◆ **Stated problem**: Your task is to output all the records below, word for word.

[Data records]
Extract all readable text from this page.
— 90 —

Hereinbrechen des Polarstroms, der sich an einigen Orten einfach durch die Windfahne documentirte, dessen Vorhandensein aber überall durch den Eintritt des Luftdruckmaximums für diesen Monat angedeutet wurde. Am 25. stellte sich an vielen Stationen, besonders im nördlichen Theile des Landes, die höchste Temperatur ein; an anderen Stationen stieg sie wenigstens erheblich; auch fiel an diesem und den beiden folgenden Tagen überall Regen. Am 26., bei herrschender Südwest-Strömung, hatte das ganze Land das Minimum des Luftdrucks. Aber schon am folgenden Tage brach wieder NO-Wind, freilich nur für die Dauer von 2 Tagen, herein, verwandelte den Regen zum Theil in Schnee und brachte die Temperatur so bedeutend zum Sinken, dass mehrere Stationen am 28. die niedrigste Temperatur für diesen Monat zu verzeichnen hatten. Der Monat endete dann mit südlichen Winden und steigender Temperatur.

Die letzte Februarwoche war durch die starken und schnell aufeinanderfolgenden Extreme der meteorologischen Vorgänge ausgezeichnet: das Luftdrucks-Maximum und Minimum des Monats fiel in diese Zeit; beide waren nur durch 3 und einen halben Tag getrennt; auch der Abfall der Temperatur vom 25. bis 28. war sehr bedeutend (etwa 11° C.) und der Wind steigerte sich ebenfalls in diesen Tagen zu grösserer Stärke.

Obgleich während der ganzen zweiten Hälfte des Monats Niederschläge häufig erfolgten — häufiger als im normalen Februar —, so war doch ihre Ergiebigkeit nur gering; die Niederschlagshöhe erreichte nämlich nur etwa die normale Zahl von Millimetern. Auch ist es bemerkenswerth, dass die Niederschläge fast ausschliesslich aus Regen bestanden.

◆ **Answer to this problem**:
Extract all readable text from this page.
— 90 —

Hereinbrechen des Polarstroms, der sich an einigen Orten einfach durch die Windfahne documentirte, dessen Vorhandensein aber überall durch den Eintritt des Luftdruckmaximums für diesen Monat angedeutet wurde. Am 25. stellte sich an vielen Stationen, besonders im nördlichen Theile des Landes, die höchste Temperatur ein; an anderen Stationen stieg sie wenigstens erheblich; auch fiel an diesem und den beiden folgenden Tagen überall Regen. Am 26., bei herrschender Südwest-Strömung, hatte das ganze Land das Minimum des Luftdrucks. Aber schon am folgenden Tage brach wieder NO-Wind, freilich nur für die Dauer von 2 Tagen, herein, verwandelte den Regen zum Theil in Schnee und brachte die Temperatur so bedeutend zum Sinken, dass mehrere Stationen am 28. die niedrigste Temperatur für diesen Monat zu verzeichnen hatten. Der Monat endete dann mit südlichen Winden und steigender Temperatur.

Die letzte Februarwoche war durch die starken und schnell aufeinanderfolgenden Extreme der meteorologischen Vorgänge ausgezeichnet: das Luftdrucks-Maximum und Minimum des Monats fiel in diese Zeit; beide waren nur durch 3 und einen halben Tag getrennt; auch der Abfall der Temperatur vom 25. bis 28. war sehr bedeutend (etwa 11° C.) und der Wind steigerte sich ebenfalls in diesen Tagen zu grösserer Stärke.

Obgleich während der ganzen zweiten Hälfte des Monats Niederschläge häufig erfolgten — häufiger als im normalen Februar —, so war doch ihre Ergiebigkeit nur gering; die Niederschlagshöhe erreichte nämlich nur etwa die normale Zahl von Millimetern. Auch ist es bemerkenswerth, dass die Niederschläge fast ausschliesslich aus Regen bestanden.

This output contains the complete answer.